**Given problem:**
Pick out the lines below that include the string "figure".
·····
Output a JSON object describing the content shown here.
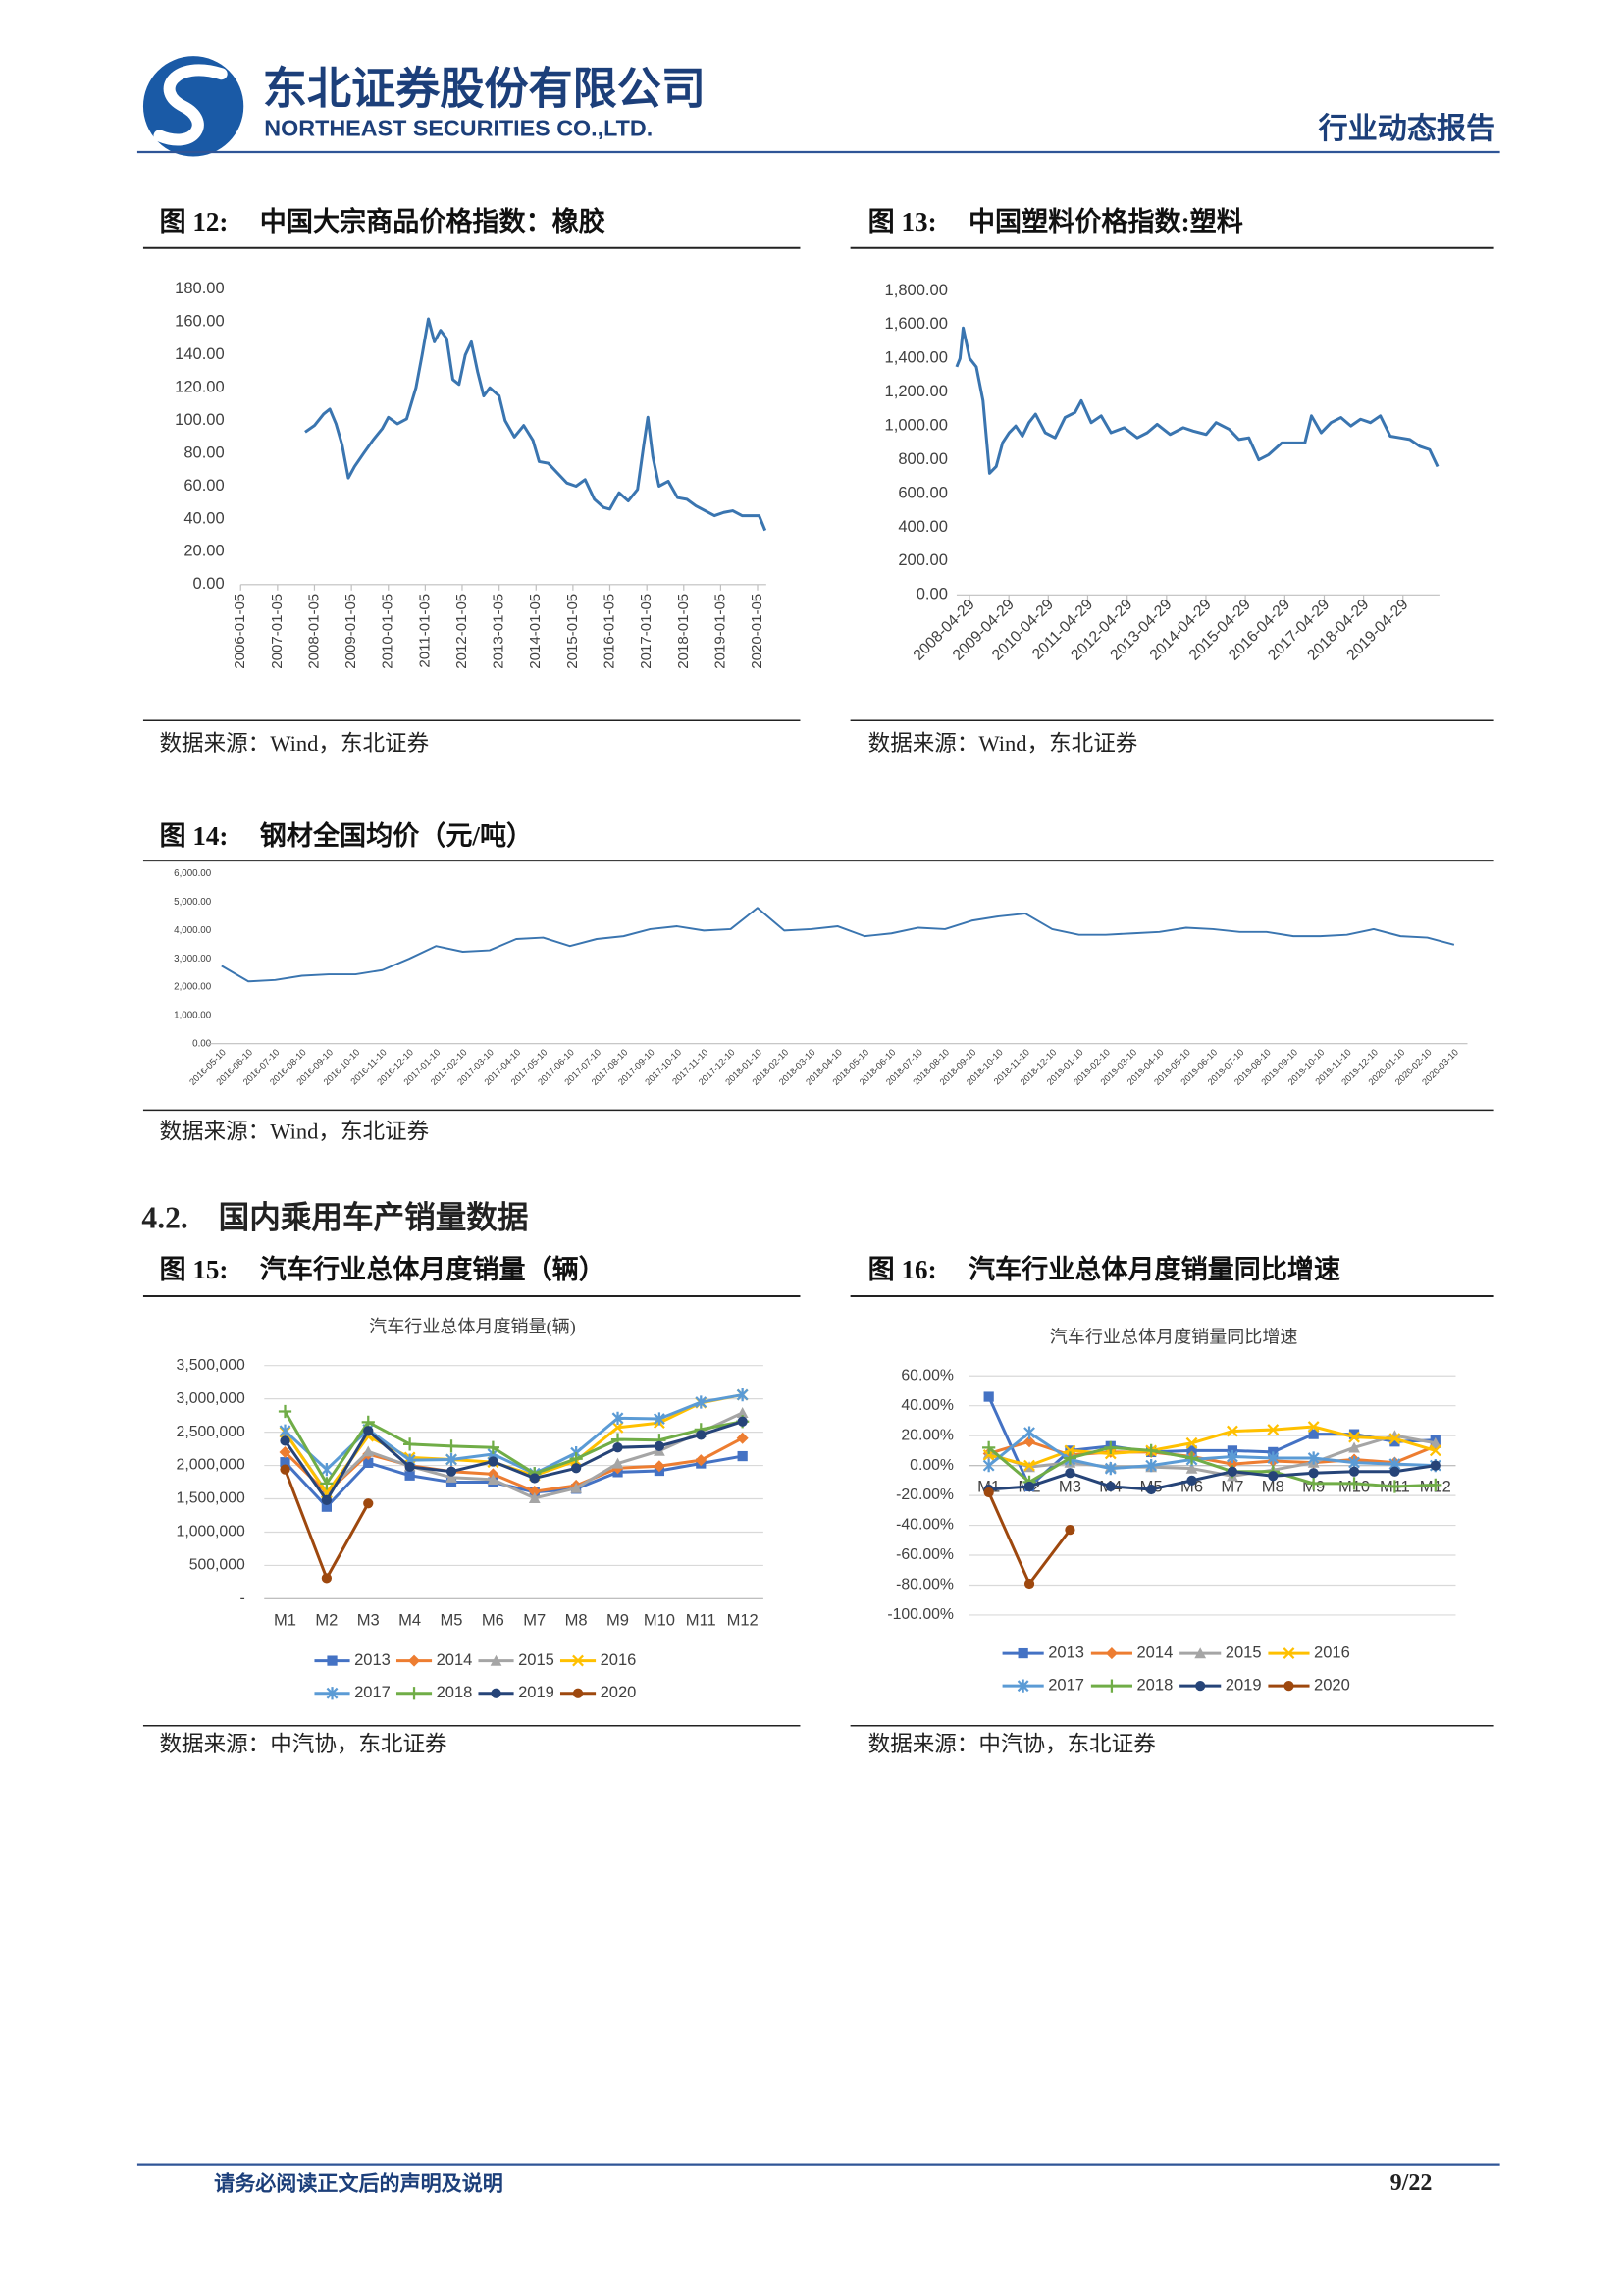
{
  "header": {
    "company_cn": "东北证券股份有限公司",
    "company_en": "NORTHEAST SECURITIES CO.,LTD.",
    "report_type": "行业动态报告"
  },
  "section": {
    "number": "4.2.",
    "title": "国内乘用车产销量数据"
  },
  "footer": {
    "disclaimer": "请务必阅读正文后的声明及说明",
    "page": "9/22"
  },
  "chart_data": [
    {
      "type": "line",
      "figure": "图 12:",
      "caption": "中国大宗商品价格指数：橡胶",
      "source": "数据来源：Wind，东北证券",
      "color": "#3a75b0",
      "grid": false,
      "x": [
        "2007-10-05",
        "2008-01-05",
        "2008-04-05",
        "2008-06-05",
        "2008-08-05",
        "2008-10-05",
        "2008-12-05",
        "2009-02-05",
        "2009-05-05",
        "2009-08-05",
        "2009-11-05",
        "2010-01-05",
        "2010-04-05",
        "2010-07-05",
        "2010-10-05",
        "2010-12-05",
        "2011-02-05",
        "2011-04-05",
        "2011-06-05",
        "2011-08-05",
        "2011-10-05",
        "2011-12-05",
        "2012-02-05",
        "2012-04-05",
        "2012-06-05",
        "2012-08-05",
        "2012-10-05",
        "2013-01-05",
        "2013-03-05",
        "2013-06-05",
        "2013-09-05",
        "2013-12-05",
        "2014-02-05",
        "2014-05-05",
        "2014-08-05",
        "2014-11-05",
        "2015-02-05",
        "2015-05-05",
        "2015-08-05",
        "2015-11-05",
        "2016-01-05",
        "2016-04-05",
        "2016-07-05",
        "2016-10-05",
        "2016-12-05",
        "2017-01-15",
        "2017-03-05",
        "2017-05-05",
        "2017-08-05",
        "2017-11-05",
        "2018-02-05",
        "2018-05-05",
        "2018-08-05",
        "2018-11-05",
        "2019-02-05",
        "2019-05-05",
        "2019-08-05",
        "2019-11-05",
        "2020-01-20",
        "2020-03-20"
      ],
      "values": [
        93,
        97,
        104,
        107,
        98,
        85,
        65,
        72,
        80,
        88,
        95,
        102,
        98,
        101,
        120,
        140,
        162,
        148,
        155,
        150,
        125,
        122,
        140,
        148,
        130,
        115,
        120,
        115,
        100,
        90,
        97,
        88,
        75,
        74,
        68,
        62,
        60,
        64,
        52,
        47,
        46,
        56,
        51,
        58,
        85,
        102,
        78,
        60,
        63,
        53,
        52,
        48,
        45,
        42,
        44,
        45,
        42,
        42,
        42,
        33
      ],
      "xlim": [
        "2006-01-05",
        "2020-03-31"
      ],
      "xticks": [
        "2006-01-05",
        "2007-01-05",
        "2008-01-05",
        "2009-01-05",
        "2010-01-05",
        "2011-01-05",
        "2012-01-05",
        "2013-01-05",
        "2014-01-05",
        "2015-01-05",
        "2016-01-05",
        "2017-01-05",
        "2018-01-05",
        "2019-01-05",
        "2020-01-05"
      ],
      "ylim": [
        0,
        180
      ],
      "yticks": [
        {
          "value": 0,
          "label": "0.00"
        },
        {
          "value": 20,
          "label": "20.00"
        },
        {
          "value": 40,
          "label": "40.00"
        },
        {
          "value": 60,
          "label": "60.00"
        },
        {
          "value": 80,
          "label": "80.00"
        },
        {
          "value": 100,
          "label": "100.00"
        },
        {
          "value": 120,
          "label": "120.00"
        },
        {
          "value": 140,
          "label": "140.00"
        },
        {
          "value": 160,
          "label": "160.00"
        },
        {
          "value": 180,
          "label": "180.00"
        }
      ]
    },
    {
      "type": "line",
      "figure": "图 13:",
      "caption": "中国塑料价格指数:塑料",
      "source": "数据来源：Wind，东北证券",
      "color": "#3a75b0",
      "grid": false,
      "x": [
        "2008-01-01",
        "2008-02-01",
        "2008-03-01",
        "2008-05-01",
        "2008-07-01",
        "2008-09-01",
        "2008-11-01",
        "2009-01-01",
        "2009-03-01",
        "2009-05-01",
        "2009-07-01",
        "2009-09-01",
        "2009-11-01",
        "2010-01-01",
        "2010-04-01",
        "2010-07-01",
        "2010-10-01",
        "2011-01-01",
        "2011-03-01",
        "2011-06-01",
        "2011-09-01",
        "2011-12-01",
        "2012-04-01",
        "2012-08-01",
        "2012-11-01",
        "2013-02-01",
        "2013-06-01",
        "2013-10-01",
        "2014-01-01",
        "2014-05-01",
        "2014-08-01",
        "2014-12-01",
        "2015-03-01",
        "2015-06-01",
        "2015-09-01",
        "2015-12-01",
        "2016-04-01",
        "2016-08-01",
        "2016-11-01",
        "2017-01-01",
        "2017-04-01",
        "2017-07-01",
        "2017-10-01",
        "2018-01-01",
        "2018-04-01",
        "2018-07-01",
        "2018-10-01",
        "2019-01-01",
        "2019-04-01",
        "2019-07-01",
        "2019-10-01",
        "2020-01-01",
        "2020-03-15"
      ],
      "values": [
        1350,
        1400,
        1580,
        1400,
        1350,
        1150,
        720,
        760,
        900,
        960,
        1000,
        940,
        1020,
        1070,
        960,
        930,
        1050,
        1080,
        1150,
        1020,
        1060,
        960,
        990,
        930,
        960,
        1010,
        950,
        990,
        970,
        950,
        1020,
        980,
        920,
        930,
        800,
        830,
        900,
        900,
        900,
        1060,
        960,
        1020,
        1050,
        1000,
        1040,
        1020,
        1060,
        940,
        930,
        920,
        880,
        860,
        760
      ],
      "xlim": [
        "2008-01-01",
        "2020-04-01"
      ],
      "xticks": [
        "2008-04-29",
        "2009-04-29",
        "2010-04-29",
        "2011-04-29",
        "2012-04-29",
        "2013-04-29",
        "2014-04-29",
        "2015-04-29",
        "2016-04-29",
        "2017-04-29",
        "2018-04-29",
        "2019-04-29"
      ],
      "ylim": [
        0,
        1800
      ],
      "yticks": [
        {
          "value": 0,
          "label": "0.00"
        },
        {
          "value": 200,
          "label": "200.00"
        },
        {
          "value": 400,
          "label": "400.00"
        },
        {
          "value": 600,
          "label": "600.00"
        },
        {
          "value": 800,
          "label": "800.00"
        },
        {
          "value": 1000,
          "label": "1,000.00"
        },
        {
          "value": 1200,
          "label": "1,200.00"
        },
        {
          "value": 1400,
          "label": "1,400.00"
        },
        {
          "value": 1600,
          "label": "1,600.00"
        },
        {
          "value": 1800,
          "label": "1,800.00"
        }
      ]
    },
    {
      "type": "line",
      "figure": "图 14:",
      "caption": "钢材全国均价（元/吨）",
      "source": "数据来源：Wind，东北证券",
      "color": "#3a75b0",
      "grid": false,
      "categories": [
        "2016-05-10",
        "2016-06-10",
        "2016-07-10",
        "2016-08-10",
        "2016-09-10",
        "2016-10-10",
        "2016-11-10",
        "2016-12-10",
        "2017-01-10",
        "2017-02-10",
        "2017-03-10",
        "2017-04-10",
        "2017-05-10",
        "2017-06-10",
        "2017-07-10",
        "2017-08-10",
        "2017-09-10",
        "2017-10-10",
        "2017-11-10",
        "2017-12-10",
        "2018-01-10",
        "2018-02-10",
        "2018-03-10",
        "2018-04-10",
        "2018-05-10",
        "2018-06-10",
        "2018-07-10",
        "2018-08-10",
        "2018-09-10",
        "2018-10-10",
        "2018-11-10",
        "2018-12-10",
        "2019-01-10",
        "2019-02-10",
        "2019-03-10",
        "2019-04-10",
        "2019-05-10",
        "2019-06-10",
        "2019-07-10",
        "2019-08-10",
        "2019-09-10",
        "2019-10-10",
        "2019-11-10",
        "2019-12-10",
        "2020-01-10",
        "2020-02-10",
        "2020-03-10"
      ],
      "values": [
        2750,
        2200,
        2250,
        2400,
        2450,
        2450,
        2600,
        3000,
        3450,
        3250,
        3300,
        3700,
        3750,
        3450,
        3700,
        3800,
        4050,
        4150,
        4000,
        4050,
        4800,
        4000,
        4050,
        4150,
        3800,
        3900,
        4100,
        4050,
        4350,
        4500,
        4600,
        4050,
        3850,
        3850,
        3900,
        3950,
        4100,
        4050,
        3950,
        3950,
        3800,
        3800,
        3850,
        4050,
        3800,
        3750,
        3500
      ],
      "ylim": [
        0,
        6000
      ],
      "yticks": [
        {
          "value": 0,
          "label": "0.00"
        },
        {
          "value": 1000,
          "label": "1,000.00"
        },
        {
          "value": 2000,
          "label": "2,000.00"
        },
        {
          "value": 3000,
          "label": "3,000.00"
        },
        {
          "value": 4000,
          "label": "4,000.00"
        },
        {
          "value": 5000,
          "label": "5,000.00"
        },
        {
          "value": 6000,
          "label": "6,000.00"
        }
      ]
    },
    {
      "type": "line",
      "figure": "图 15:",
      "caption": "汽车行业总体月度销量（辆）",
      "title": "汽车行业总体月度销量(辆)",
      "source": "数据来源：中汽协，东北证券",
      "grid": true,
      "legend": "bottom",
      "categories": [
        "M1",
        "M2",
        "M3",
        "M4",
        "M5",
        "M6",
        "M7",
        "M8",
        "M9",
        "M10",
        "M11",
        "M12"
      ],
      "ylim": [
        0,
        3500000
      ],
      "yticks": [
        {
          "value": 0,
          "label": "-"
        },
        {
          "value": 500000,
          "label": "500,000"
        },
        {
          "value": 1000000,
          "label": "1,000,000"
        },
        {
          "value": 1500000,
          "label": "1,500,000"
        },
        {
          "value": 2000000,
          "label": "2,000,000"
        },
        {
          "value": 2500000,
          "label": "2,500,000"
        },
        {
          "value": 3000000,
          "label": "3,000,000"
        },
        {
          "value": 3500000,
          "label": "3,500,000"
        }
      ],
      "series": [
        {
          "name": "2013",
          "color": "#4472c4",
          "marker": "square",
          "values": [
            2050000,
            1380000,
            2040000,
            1850000,
            1750000,
            1750000,
            1600000,
            1650000,
            1900000,
            1920000,
            2030000,
            2140000
          ]
        },
        {
          "name": "2014",
          "color": "#ed7d31",
          "marker": "diamond",
          "values": [
            2200000,
            1590000,
            2170000,
            2000000,
            1910000,
            1870000,
            1610000,
            1700000,
            1960000,
            1990000,
            2080000,
            2410000
          ]
        },
        {
          "name": "2015",
          "color": "#a5a5a5",
          "marker": "triangle",
          "values": [
            2500000,
            1600000,
            2210000,
            1990000,
            1820000,
            1790000,
            1510000,
            1660000,
            2030000,
            2220000,
            2500000,
            2790000
          ]
        },
        {
          "name": "2016",
          "color": "#ffc000",
          "marker": "x",
          "values": [
            2500000,
            1590000,
            2440000,
            2120000,
            2090000,
            2050000,
            1850000,
            2070000,
            2570000,
            2640000,
            2940000,
            3060000
          ]
        },
        {
          "name": "2017",
          "color": "#5b9bd5",
          "marker": "asterisk",
          "values": [
            2520000,
            1940000,
            2540000,
            2080000,
            2090000,
            2170000,
            1880000,
            2190000,
            2710000,
            2700000,
            2950000,
            3060000
          ]
        },
        {
          "name": "2018",
          "color": "#70ad47",
          "marker": "plus",
          "values": [
            2810000,
            1730000,
            2650000,
            2320000,
            2290000,
            2270000,
            1880000,
            2100000,
            2390000,
            2380000,
            2540000,
            2660000
          ]
        },
        {
          "name": "2019",
          "color": "#264478",
          "marker": "circle",
          "values": [
            2370000,
            1480000,
            2520000,
            1980000,
            1910000,
            2060000,
            1810000,
            1960000,
            2270000,
            2290000,
            2460000,
            2660000
          ]
        },
        {
          "name": "2020",
          "color": "#9e480e",
          "marker": "circle",
          "values": [
            1940000,
            310000,
            1430000,
            null,
            null,
            null,
            null,
            null,
            null,
            null,
            null,
            null
          ]
        }
      ]
    },
    {
      "type": "line",
      "figure": "图 16:",
      "caption": "汽车行业总体月度销量同比增速",
      "title": "汽车行业总体月度销量同比增速",
      "source": "数据来源：中汽协，东北证券",
      "grid": true,
      "legend": "bottom",
      "categories": [
        "M1",
        "M2",
        "M3",
        "M4",
        "M5",
        "M6",
        "M7",
        "M8",
        "M9",
        "M10",
        "M11",
        "M12"
      ],
      "ylim": [
        -100,
        60
      ],
      "yticks": [
        {
          "value": -100,
          "label": "-100.00%"
        },
        {
          "value": -80,
          "label": "-80.00%"
        },
        {
          "value": -60,
          "label": "-60.00%"
        },
        {
          "value": -40,
          "label": "-40.00%"
        },
        {
          "value": -20,
          "label": "-20.00%"
        },
        {
          "value": 0,
          "label": "0.00%"
        },
        {
          "value": 20,
          "label": "20.00%"
        },
        {
          "value": 40,
          "label": "40.00%"
        },
        {
          "value": 60,
          "label": "60.00%"
        }
      ],
      "series": [
        {
          "name": "2013",
          "color": "#4472c4",
          "marker": "square",
          "values": [
            46,
            -14,
            10,
            13,
            9,
            10,
            10,
            9,
            21,
            21,
            16,
            17
          ]
        },
        {
          "name": "2014",
          "color": "#ed7d31",
          "marker": "diamond",
          "values": [
            8,
            16,
            7,
            9,
            9,
            6,
            1,
            3,
            2,
            4,
            2,
            13
          ]
        },
        {
          "name": "2015",
          "color": "#a5a5a5",
          "marker": "triangle",
          "values": [
            8,
            -1,
            2,
            -1,
            -1,
            -2,
            -7,
            -3,
            2,
            12,
            20,
            15
          ]
        },
        {
          "name": "2016",
          "color": "#ffc000",
          "marker": "x",
          "values": [
            7,
            0,
            10,
            8,
            10,
            15,
            23,
            24,
            26,
            19,
            18,
            10
          ]
        },
        {
          "name": "2017",
          "color": "#5b9bd5",
          "marker": "asterisk",
          "values": [
            0,
            22,
            4,
            -2,
            0,
            4,
            6,
            5,
            5,
            2,
            1,
            0
          ]
        },
        {
          "name": "2018",
          "color": "#70ad47",
          "marker": "plus",
          "values": [
            12,
            -11,
            5,
            12,
            10,
            5,
            -4,
            -4,
            -12,
            -12,
            -14,
            -13
          ]
        },
        {
          "name": "2019",
          "color": "#264478",
          "marker": "circle",
          "values": [
            -16,
            -14,
            -5,
            -14,
            -16,
            -10,
            -4,
            -7,
            -5,
            -4,
            -4,
            0
          ]
        },
        {
          "name": "2020",
          "color": "#9e480e",
          "marker": "circle",
          "values": [
            -18,
            -79,
            -43,
            null,
            null,
            null,
            null,
            null,
            null,
            null,
            null,
            null
          ]
        }
      ]
    }
  ]
}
·····
**Answer to this exercise:**
      "figure": "图 12:",
      "figure": "图 13:",
      "figure": "图 14:",
      "figure": "图 15:",
      "figure": "图 16:",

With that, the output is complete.